§ **EXERCISE DIRECTIONS**: Copy out all lines that hold "subcontract".

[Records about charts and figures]

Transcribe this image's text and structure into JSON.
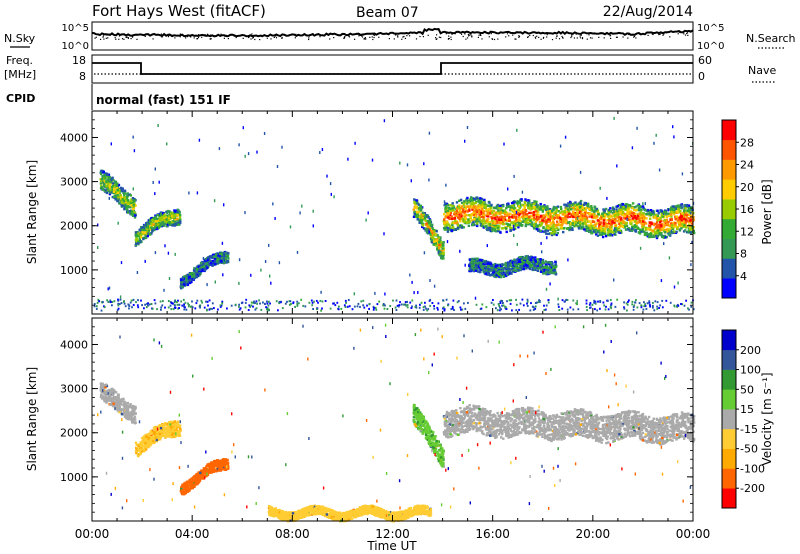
{
  "header": {
    "station": "Fort Hays West (fitACF)",
    "beam": "Beam 07",
    "date": "22/Aug/2014"
  },
  "panels": {
    "nsky": {
      "left_label": "N.Sky",
      "right_label": "N.Search",
      "left_ticks": [
        "10^5",
        "10^0"
      ],
      "right_ticks": [
        "10^5",
        "10^0"
      ]
    },
    "freq": {
      "left_label_1": "Freq.",
      "left_label_2": "[MHz]",
      "right_label": "Nave",
      "left_ticks": [
        "18",
        "8"
      ],
      "right_ticks": [
        "60",
        "0"
      ]
    },
    "cpid": {
      "label": "CPID",
      "text": "normal (fast) 151 IF"
    }
  },
  "colors": {
    "power": [
      "#0000ff",
      "#2255aa",
      "#339955",
      "#33aa33",
      "#99cc00",
      "#ffcc00",
      "#ff9900",
      "#ff5500",
      "#ff0000"
    ],
    "velocity": [
      "#ff0000",
      "#ff6600",
      "#ffaa00",
      "#ffcc33",
      "#aaaaaa",
      "#66cc33",
      "#339933",
      "#335599",
      "#0000cc"
    ]
  },
  "chart_data": [
    {
      "type": "heatmap",
      "name": "power",
      "xlabel": "Time UT",
      "ylabel": "Slant Range [km]",
      "x_ticks": [
        "00:00",
        "04:00",
        "08:00",
        "12:00",
        "16:00",
        "20:00",
        "00:00"
      ],
      "y_ticks": [
        "1000",
        "2000",
        "3000",
        "4000"
      ],
      "ylim": [
        0,
        4600
      ],
      "colorbar_label": "Power [dB]",
      "colorbar_ticks": [
        "4",
        "8",
        "12",
        "16",
        "20",
        "24",
        "28"
      ],
      "colorbar_range": [
        0,
        32
      ],
      "regions": [
        {
          "t0": 0.3,
          "t1": 1.7,
          "r_start": 3000,
          "r_end": 2500,
          "thick": 450,
          "core": 0.35
        },
        {
          "t0": 1.7,
          "t1": 3.5,
          "r_start": 1800,
          "r_end": 2300,
          "thick": 350,
          "core": 0.4
        },
        {
          "t0": 3.5,
          "t1": 5.4,
          "r_start": 800,
          "r_end": 1350,
          "thick": 250,
          "core": 0.05
        },
        {
          "t0": 12.8,
          "t1": 14.0,
          "r_start": 2400,
          "r_end": 1500,
          "thick": 450,
          "core": 0.5
        },
        {
          "t0": 14.0,
          "t1": 24.0,
          "r_start": 2300,
          "r_end": 2100,
          "thick": 650,
          "core": 0.7
        },
        {
          "t0": 15.0,
          "t1": 18.5,
          "r_start": 1050,
          "r_end": 1150,
          "thick": 300,
          "core": 0.05
        }
      ]
    },
    {
      "type": "heatmap",
      "name": "velocity",
      "xlabel": "Time UT",
      "ylabel": "Slant Range [km]",
      "x_ticks": [
        "00:00",
        "04:00",
        "08:00",
        "12:00",
        "16:00",
        "20:00",
        "00:00"
      ],
      "y_ticks": [
        "1000",
        "2000",
        "3000",
        "4000"
      ],
      "ylim": [
        0,
        4600
      ],
      "colorbar_label": "Velocity [m s⁻¹]",
      "colorbar_ticks": [
        "200",
        "100",
        "50",
        "15",
        "-15",
        "-50",
        "-100",
        "-200"
      ],
      "colorbar_range": [
        -250,
        250
      ],
      "regions": [
        {
          "t0": 0.3,
          "t1": 1.7,
          "r_start": 2900,
          "r_end": 2500,
          "thick": 400,
          "vel": 0
        },
        {
          "t0": 1.7,
          "t1": 3.5,
          "r_start": 1700,
          "r_end": 2200,
          "thick": 350,
          "vel": -40
        },
        {
          "t0": 3.5,
          "t1": 5.4,
          "r_start": 800,
          "r_end": 1350,
          "thick": 250,
          "vel": -120
        },
        {
          "t0": 12.8,
          "t1": 14.0,
          "r_start": 2400,
          "r_end": 1500,
          "thick": 450,
          "vel": 40
        },
        {
          "t0": 14.0,
          "t1": 24.0,
          "r_start": 2300,
          "r_end": 2100,
          "thick": 600,
          "vel": 0
        },
        {
          "t0": 7.0,
          "t1": 13.5,
          "r_start": 200,
          "r_end": 200,
          "thick": 200,
          "vel": -30
        }
      ]
    }
  ]
}
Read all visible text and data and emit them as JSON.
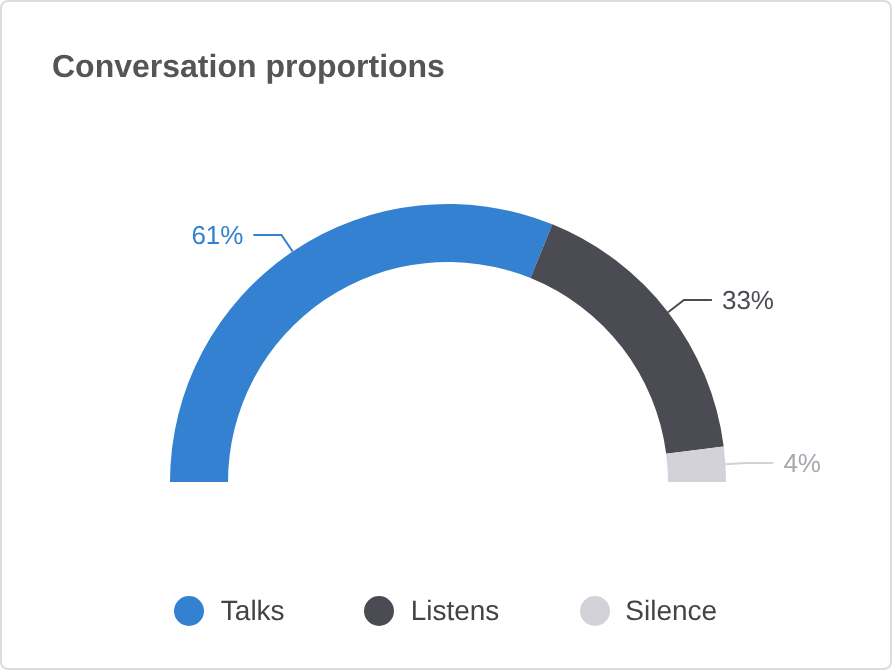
{
  "chart_data": {
    "type": "donut",
    "title": "Conversation proportions",
    "categories": [
      "Talks",
      "Listens",
      "Silence"
    ],
    "values": [
      61,
      33,
      4
    ],
    "colors": [
      "#3381d0",
      "#4b4b53",
      "#d2d2d8"
    ],
    "value_labels": [
      "61%",
      "33%",
      "4%"
    ],
    "legend": "bottom"
  }
}
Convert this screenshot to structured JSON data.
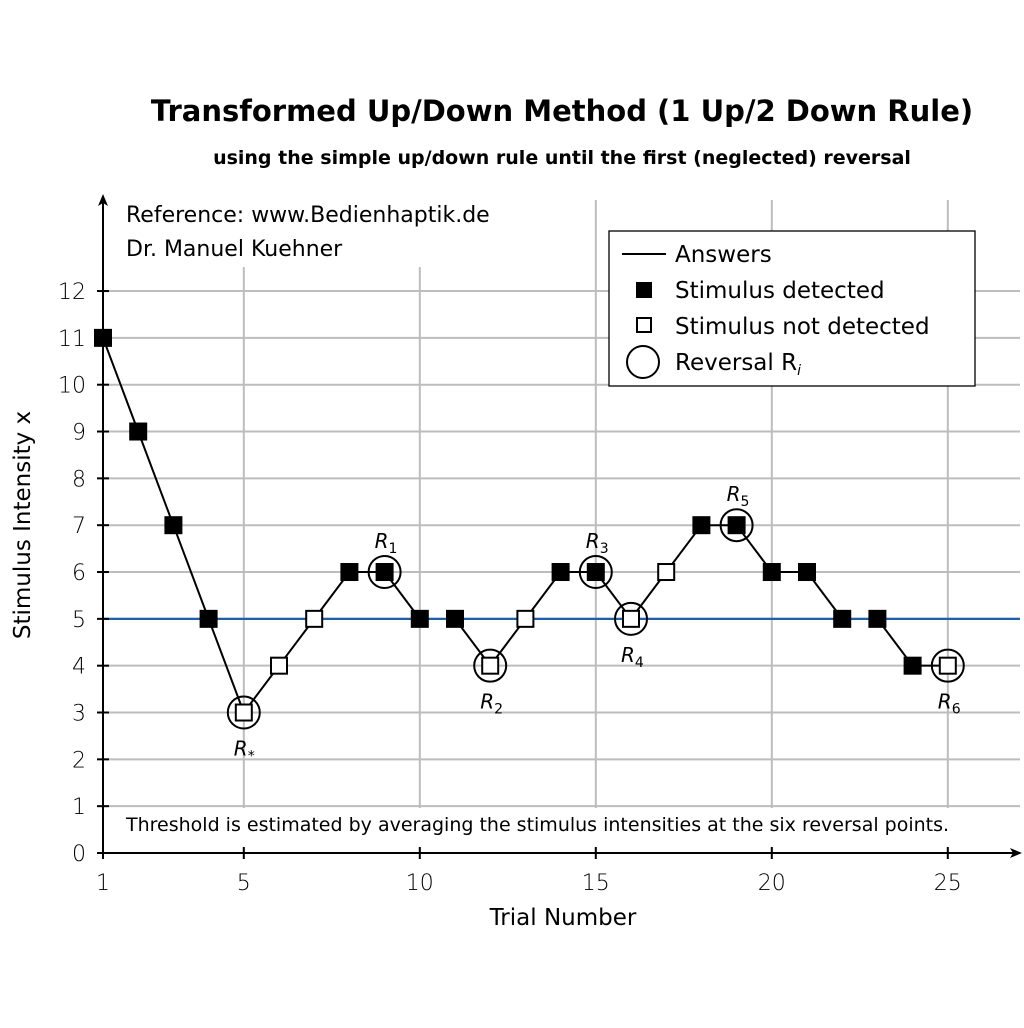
{
  "chart_data": {
    "type": "line",
    "title": "Transformed Up/Down Method (1 Up/2 Down Rule)",
    "subtitle": "using the simple up/down rule until the first (neglected) reversal",
    "xlabel": "Trial Number",
    "ylabel": "Stimulus Intensity x",
    "xlim": [
      1,
      27
    ],
    "ylim": [
      0,
      13
    ],
    "xticks": [
      "1",
      "5",
      "10",
      "15",
      "20",
      "25"
    ],
    "xtick_values": [
      1,
      5,
      10,
      15,
      20,
      25
    ],
    "yticks": [
      "0",
      "1",
      "2",
      "3",
      "4",
      "5",
      "6",
      "7",
      "8",
      "9",
      "10",
      "11",
      "12"
    ],
    "grid": true,
    "reference_line": {
      "y": 5,
      "color": "#1f5fa8"
    },
    "annotations": {
      "reference": "Reference: www.Bedienhaptik.de",
      "author": "Dr. Manuel Kuehner",
      "note": "Threshold is estimated by averaging the stimulus intensities at the six reversal points."
    },
    "legend": {
      "placement": "top-right",
      "entries": [
        "Answers",
        "Stimulus detected",
        "Stimulus not detected",
        "Reversal R"
      ],
      "reversal_subscript": "i"
    },
    "trials": [
      1,
      2,
      3,
      4,
      5,
      6,
      7,
      8,
      9,
      10,
      11,
      12,
      13,
      14,
      15,
      16,
      17,
      18,
      19,
      20,
      21,
      22,
      23,
      24,
      25
    ],
    "intensity": [
      11,
      9,
      7,
      5,
      3,
      4,
      5,
      6,
      6,
      5,
      5,
      4,
      5,
      6,
      6,
      5,
      6,
      7,
      7,
      6,
      6,
      5,
      5,
      4,
      4
    ],
    "detected": [
      true,
      true,
      true,
      true,
      false,
      false,
      false,
      true,
      true,
      true,
      true,
      false,
      false,
      true,
      true,
      false,
      false,
      true,
      true,
      true,
      true,
      true,
      true,
      true,
      false
    ],
    "line_segments": [
      [
        1,
        10
      ],
      [
        11,
        22
      ],
      [
        23,
        25
      ]
    ],
    "reversals": [
      {
        "trial": 5,
        "label": "R",
        "sub": "*",
        "side": "below"
      },
      {
        "trial": 9,
        "label": "R",
        "sub": "1",
        "side": "above"
      },
      {
        "trial": 12,
        "label": "R",
        "sub": "2",
        "side": "below"
      },
      {
        "trial": 15,
        "label": "R",
        "sub": "3",
        "side": "above"
      },
      {
        "trial": 16,
        "label": "R",
        "sub": "4",
        "side": "below"
      },
      {
        "trial": 19,
        "label": "R",
        "sub": "5",
        "side": "above"
      },
      {
        "trial": 25,
        "label": "R",
        "sub": "6",
        "side": "below"
      }
    ]
  }
}
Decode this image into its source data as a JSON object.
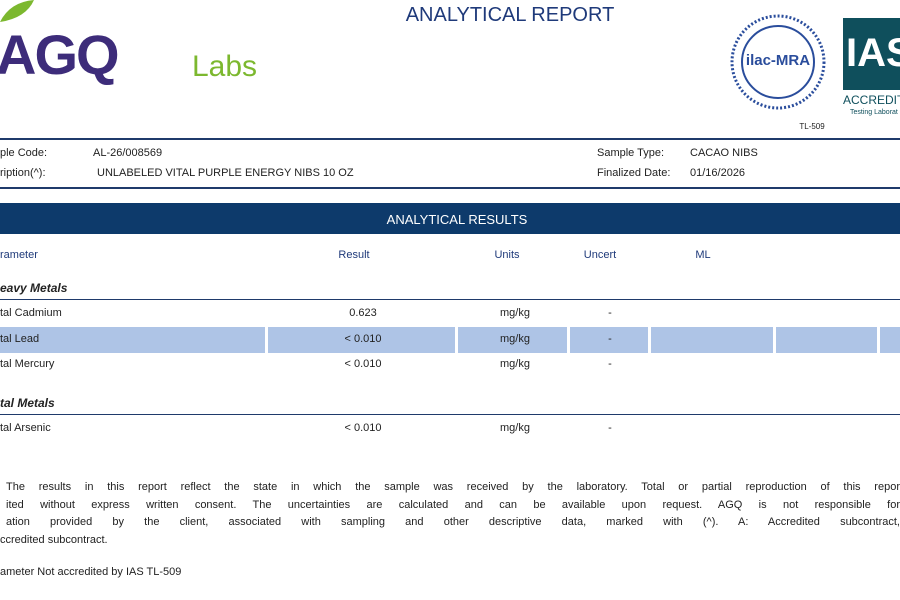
{
  "header": {
    "logo_main": "AGQ",
    "logo_sub": "Labs",
    "title": "ANALYTICAL REPORT",
    "ilac": "ilac-MRA",
    "ilac_code": "TL-509",
    "ias": "IAS",
    "ias_sub1": "ACCREDIT",
    "ias_sub2": "Testing Laborat"
  },
  "sample": {
    "rows": [
      [
        "ple Code:",
        "AL-26/008569",
        "Sample Type:",
        "CACAO NIBS"
      ],
      [
        "ription(^):",
        "UNLABELED VITAL PURPLE ENERGY NIBS 10 OZ",
        "Finalized Date:",
        "01/16/2026"
      ]
    ]
  },
  "results": {
    "banner": "ANALYTICAL RESULTS",
    "columns": [
      "rameter",
      "Result",
      "Units",
      "Uncert",
      "ML"
    ],
    "groups": [
      {
        "name": "eavy Metals",
        "rows": [
          [
            "tal Cadmium",
            "0.623",
            "mg/kg",
            "-"
          ],
          [
            "tal Lead",
            "< 0.010",
            "mg/kg",
            "-"
          ],
          [
            "tal Mercury",
            "< 0.010",
            "mg/kg",
            "-"
          ]
        ]
      },
      {
        "name": "tal Metals",
        "rows": [
          [
            "tal Arsenic",
            "< 0.010",
            "mg/kg",
            "-"
          ]
        ]
      }
    ]
  },
  "footnotes": {
    "lines": [
      "The results in this report reflect the state in which the sample was received by the laboratory. Total or partial reproduction of this repor",
      "ited without express written consent. The uncertainties are calculated and can be available upon request. AGQ is not responsible for",
      "ation provided by the client, associated with sampling and other descriptive data, marked with (^). A: Accredited subcontract,",
      "ccredited subcontract."
    ],
    "note": "ameter Not accredited by IAS TL-509"
  }
}
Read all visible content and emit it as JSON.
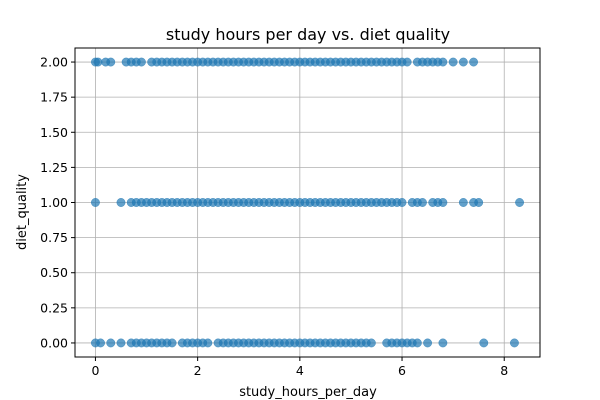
{
  "chart_data": {
    "type": "scatter",
    "title": "study hours per day vs. diet quality",
    "xlabel": "study_hours_per_day",
    "ylabel": "diet_quality",
    "xlim": [
      -0.4,
      8.7
    ],
    "ylim": [
      -0.1,
      2.1
    ],
    "xticks": [
      0,
      2,
      4,
      6,
      8
    ],
    "xtick_labels": [
      "0",
      "2",
      "4",
      "6",
      "8"
    ],
    "yticks": [
      0.0,
      0.25,
      0.5,
      0.75,
      1.0,
      1.25,
      1.5,
      1.75,
      2.0
    ],
    "ytick_labels": [
      "0.00",
      "0.25",
      "0.50",
      "0.75",
      "1.00",
      "1.25",
      "1.50",
      "1.75",
      "2.00"
    ],
    "grid": true,
    "marker_color": "#1f77b4",
    "series": [
      {
        "points": [
          [
            0.0,
            2
          ],
          [
            0.05,
            2
          ],
          [
            0.2,
            2
          ],
          [
            0.3,
            2
          ],
          [
            0.6,
            2
          ],
          [
            0.7,
            2
          ],
          [
            0.8,
            2
          ],
          [
            0.9,
            2
          ],
          [
            1.1,
            2
          ],
          [
            1.2,
            2
          ],
          [
            1.3,
            2
          ],
          [
            1.4,
            2
          ],
          [
            1.5,
            2
          ],
          [
            1.6,
            2
          ],
          [
            1.7,
            2
          ],
          [
            1.8,
            2
          ],
          [
            1.9,
            2
          ],
          [
            2.0,
            2
          ],
          [
            2.1,
            2
          ],
          [
            2.2,
            2
          ],
          [
            2.3,
            2
          ],
          [
            2.4,
            2
          ],
          [
            2.5,
            2
          ],
          [
            2.6,
            2
          ],
          [
            2.7,
            2
          ],
          [
            2.8,
            2
          ],
          [
            2.9,
            2
          ],
          [
            3.0,
            2
          ],
          [
            3.1,
            2
          ],
          [
            3.2,
            2
          ],
          [
            3.3,
            2
          ],
          [
            3.4,
            2
          ],
          [
            3.5,
            2
          ],
          [
            3.6,
            2
          ],
          [
            3.7,
            2
          ],
          [
            3.8,
            2
          ],
          [
            3.9,
            2
          ],
          [
            4.0,
            2
          ],
          [
            4.1,
            2
          ],
          [
            4.2,
            2
          ],
          [
            4.3,
            2
          ],
          [
            4.4,
            2
          ],
          [
            4.5,
            2
          ],
          [
            4.6,
            2
          ],
          [
            4.7,
            2
          ],
          [
            4.8,
            2
          ],
          [
            4.9,
            2
          ],
          [
            5.0,
            2
          ],
          [
            5.1,
            2
          ],
          [
            5.2,
            2
          ],
          [
            5.3,
            2
          ],
          [
            5.4,
            2
          ],
          [
            5.5,
            2
          ],
          [
            5.6,
            2
          ],
          [
            5.7,
            2
          ],
          [
            5.8,
            2
          ],
          [
            5.9,
            2
          ],
          [
            6.0,
            2
          ],
          [
            6.1,
            2
          ],
          [
            6.3,
            2
          ],
          [
            6.4,
            2
          ],
          [
            6.5,
            2
          ],
          [
            6.6,
            2
          ],
          [
            6.7,
            2
          ],
          [
            6.8,
            2
          ],
          [
            7.0,
            2
          ],
          [
            7.2,
            2
          ],
          [
            7.4,
            2
          ],
          [
            0.0,
            1
          ],
          [
            0.5,
            1
          ],
          [
            0.7,
            1
          ],
          [
            0.8,
            1
          ],
          [
            0.9,
            1
          ],
          [
            1.0,
            1
          ],
          [
            1.1,
            1
          ],
          [
            1.2,
            1
          ],
          [
            1.3,
            1
          ],
          [
            1.4,
            1
          ],
          [
            1.5,
            1
          ],
          [
            1.6,
            1
          ],
          [
            1.7,
            1
          ],
          [
            1.8,
            1
          ],
          [
            1.9,
            1
          ],
          [
            2.0,
            1
          ],
          [
            2.1,
            1
          ],
          [
            2.2,
            1
          ],
          [
            2.3,
            1
          ],
          [
            2.4,
            1
          ],
          [
            2.5,
            1
          ],
          [
            2.6,
            1
          ],
          [
            2.7,
            1
          ],
          [
            2.8,
            1
          ],
          [
            2.9,
            1
          ],
          [
            3.0,
            1
          ],
          [
            3.1,
            1
          ],
          [
            3.2,
            1
          ],
          [
            3.3,
            1
          ],
          [
            3.4,
            1
          ],
          [
            3.5,
            1
          ],
          [
            3.6,
            1
          ],
          [
            3.7,
            1
          ],
          [
            3.8,
            1
          ],
          [
            3.9,
            1
          ],
          [
            4.0,
            1
          ],
          [
            4.1,
            1
          ],
          [
            4.2,
            1
          ],
          [
            4.3,
            1
          ],
          [
            4.4,
            1
          ],
          [
            4.5,
            1
          ],
          [
            4.6,
            1
          ],
          [
            4.7,
            1
          ],
          [
            4.8,
            1
          ],
          [
            4.9,
            1
          ],
          [
            5.0,
            1
          ],
          [
            5.1,
            1
          ],
          [
            5.2,
            1
          ],
          [
            5.3,
            1
          ],
          [
            5.4,
            1
          ],
          [
            5.5,
            1
          ],
          [
            5.6,
            1
          ],
          [
            5.7,
            1
          ],
          [
            5.8,
            1
          ],
          [
            5.9,
            1
          ],
          [
            6.0,
            1
          ],
          [
            6.2,
            1
          ],
          [
            6.3,
            1
          ],
          [
            6.4,
            1
          ],
          [
            6.6,
            1
          ],
          [
            6.7,
            1
          ],
          [
            6.8,
            1
          ],
          [
            7.2,
            1
          ],
          [
            7.4,
            1
          ],
          [
            7.5,
            1
          ],
          [
            8.3,
            1
          ],
          [
            0.0,
            0
          ],
          [
            0.1,
            0
          ],
          [
            0.3,
            0
          ],
          [
            0.5,
            0
          ],
          [
            0.7,
            0
          ],
          [
            0.8,
            0
          ],
          [
            0.9,
            0
          ],
          [
            1.0,
            0
          ],
          [
            1.1,
            0
          ],
          [
            1.2,
            0
          ],
          [
            1.3,
            0
          ],
          [
            1.4,
            0
          ],
          [
            1.5,
            0
          ],
          [
            1.7,
            0
          ],
          [
            1.8,
            0
          ],
          [
            1.9,
            0
          ],
          [
            2.0,
            0
          ],
          [
            2.1,
            0
          ],
          [
            2.2,
            0
          ],
          [
            2.4,
            0
          ],
          [
            2.5,
            0
          ],
          [
            2.6,
            0
          ],
          [
            2.7,
            0
          ],
          [
            2.8,
            0
          ],
          [
            2.9,
            0
          ],
          [
            3.0,
            0
          ],
          [
            3.1,
            0
          ],
          [
            3.2,
            0
          ],
          [
            3.3,
            0
          ],
          [
            3.4,
            0
          ],
          [
            3.5,
            0
          ],
          [
            3.6,
            0
          ],
          [
            3.7,
            0
          ],
          [
            3.8,
            0
          ],
          [
            3.9,
            0
          ],
          [
            4.0,
            0
          ],
          [
            4.1,
            0
          ],
          [
            4.2,
            0
          ],
          [
            4.3,
            0
          ],
          [
            4.4,
            0
          ],
          [
            4.5,
            0
          ],
          [
            4.6,
            0
          ],
          [
            4.7,
            0
          ],
          [
            4.8,
            0
          ],
          [
            4.9,
            0
          ],
          [
            5.0,
            0
          ],
          [
            5.1,
            0
          ],
          [
            5.2,
            0
          ],
          [
            5.3,
            0
          ],
          [
            5.4,
            0
          ],
          [
            5.7,
            0
          ],
          [
            5.8,
            0
          ],
          [
            5.9,
            0
          ],
          [
            6.0,
            0
          ],
          [
            6.1,
            0
          ],
          [
            6.2,
            0
          ],
          [
            6.3,
            0
          ],
          [
            6.5,
            0
          ],
          [
            6.8,
            0
          ],
          [
            7.6,
            0
          ],
          [
            8.2,
            0
          ]
        ]
      }
    ]
  }
}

§ **RESULT**:
      "ation provided by the client, associated with sampling and other descriptive data, marked with (^). A: Accredited subcontract,",
      "ccredited subcontract."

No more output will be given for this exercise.